* _Input rows_
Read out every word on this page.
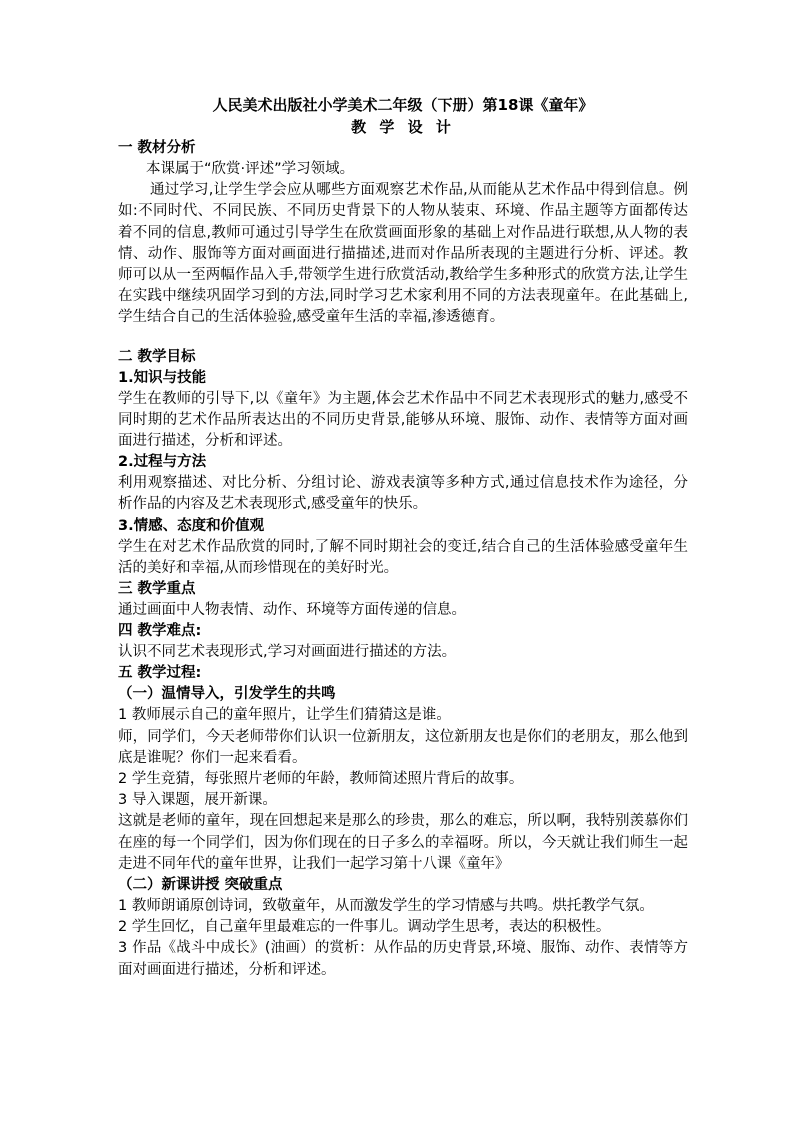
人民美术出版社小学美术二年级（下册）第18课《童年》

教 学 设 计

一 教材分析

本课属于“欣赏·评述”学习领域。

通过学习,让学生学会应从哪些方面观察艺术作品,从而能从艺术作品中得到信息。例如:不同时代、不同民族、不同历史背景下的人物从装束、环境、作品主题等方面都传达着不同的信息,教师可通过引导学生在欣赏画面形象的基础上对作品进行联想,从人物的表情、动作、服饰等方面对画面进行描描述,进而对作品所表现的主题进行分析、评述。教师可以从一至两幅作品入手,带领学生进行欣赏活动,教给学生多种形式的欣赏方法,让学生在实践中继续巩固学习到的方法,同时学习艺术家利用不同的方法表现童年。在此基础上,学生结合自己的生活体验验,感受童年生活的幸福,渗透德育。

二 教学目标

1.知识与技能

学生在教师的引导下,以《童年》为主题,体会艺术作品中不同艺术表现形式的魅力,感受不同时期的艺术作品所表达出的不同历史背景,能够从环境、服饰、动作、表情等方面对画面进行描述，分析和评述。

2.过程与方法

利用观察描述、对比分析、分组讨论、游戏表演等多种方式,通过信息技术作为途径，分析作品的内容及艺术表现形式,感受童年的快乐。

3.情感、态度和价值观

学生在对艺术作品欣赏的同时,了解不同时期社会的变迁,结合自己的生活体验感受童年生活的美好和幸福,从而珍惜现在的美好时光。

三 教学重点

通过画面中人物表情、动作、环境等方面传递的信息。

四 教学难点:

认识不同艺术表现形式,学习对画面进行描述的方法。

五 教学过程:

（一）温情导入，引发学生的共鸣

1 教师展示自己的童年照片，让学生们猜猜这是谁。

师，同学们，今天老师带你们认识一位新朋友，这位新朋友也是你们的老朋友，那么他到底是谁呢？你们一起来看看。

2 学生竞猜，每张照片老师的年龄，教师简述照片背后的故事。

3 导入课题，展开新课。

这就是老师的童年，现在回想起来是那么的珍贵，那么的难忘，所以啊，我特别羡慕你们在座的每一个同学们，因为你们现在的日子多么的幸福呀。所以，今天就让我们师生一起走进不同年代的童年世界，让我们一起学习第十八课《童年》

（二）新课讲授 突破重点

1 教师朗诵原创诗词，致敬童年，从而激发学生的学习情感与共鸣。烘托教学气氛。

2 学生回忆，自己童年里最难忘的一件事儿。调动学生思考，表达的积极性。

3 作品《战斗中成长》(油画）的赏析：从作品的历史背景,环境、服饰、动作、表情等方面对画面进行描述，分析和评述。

==

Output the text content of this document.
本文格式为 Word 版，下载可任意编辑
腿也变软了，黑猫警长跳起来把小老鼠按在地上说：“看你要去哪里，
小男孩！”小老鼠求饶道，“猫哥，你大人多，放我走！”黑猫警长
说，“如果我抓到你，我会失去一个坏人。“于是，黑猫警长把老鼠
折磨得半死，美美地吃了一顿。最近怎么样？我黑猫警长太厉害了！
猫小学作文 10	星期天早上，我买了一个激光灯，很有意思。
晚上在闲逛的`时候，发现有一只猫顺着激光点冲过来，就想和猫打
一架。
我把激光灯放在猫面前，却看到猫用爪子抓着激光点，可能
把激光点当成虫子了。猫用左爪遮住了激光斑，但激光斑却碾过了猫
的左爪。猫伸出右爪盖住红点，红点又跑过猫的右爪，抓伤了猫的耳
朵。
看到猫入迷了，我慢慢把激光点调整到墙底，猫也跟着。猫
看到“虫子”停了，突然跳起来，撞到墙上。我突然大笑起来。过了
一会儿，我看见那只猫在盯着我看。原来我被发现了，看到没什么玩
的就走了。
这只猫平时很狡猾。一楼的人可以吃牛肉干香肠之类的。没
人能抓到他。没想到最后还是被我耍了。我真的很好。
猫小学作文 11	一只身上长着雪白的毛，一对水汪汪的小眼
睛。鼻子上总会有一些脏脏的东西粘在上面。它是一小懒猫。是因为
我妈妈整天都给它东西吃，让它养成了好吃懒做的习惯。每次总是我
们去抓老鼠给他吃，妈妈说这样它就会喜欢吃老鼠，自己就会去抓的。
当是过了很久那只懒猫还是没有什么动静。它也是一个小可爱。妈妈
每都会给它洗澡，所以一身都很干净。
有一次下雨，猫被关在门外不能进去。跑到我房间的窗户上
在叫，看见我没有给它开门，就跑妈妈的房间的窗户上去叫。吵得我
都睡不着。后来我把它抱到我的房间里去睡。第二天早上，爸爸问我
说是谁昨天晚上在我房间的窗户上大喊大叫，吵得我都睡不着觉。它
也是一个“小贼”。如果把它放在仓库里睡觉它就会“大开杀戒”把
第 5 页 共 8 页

* _What is being asked_
Copy all lines from the material that include "this".

* _Exercise response_
Read out every word on this page.
Output the text content of this document.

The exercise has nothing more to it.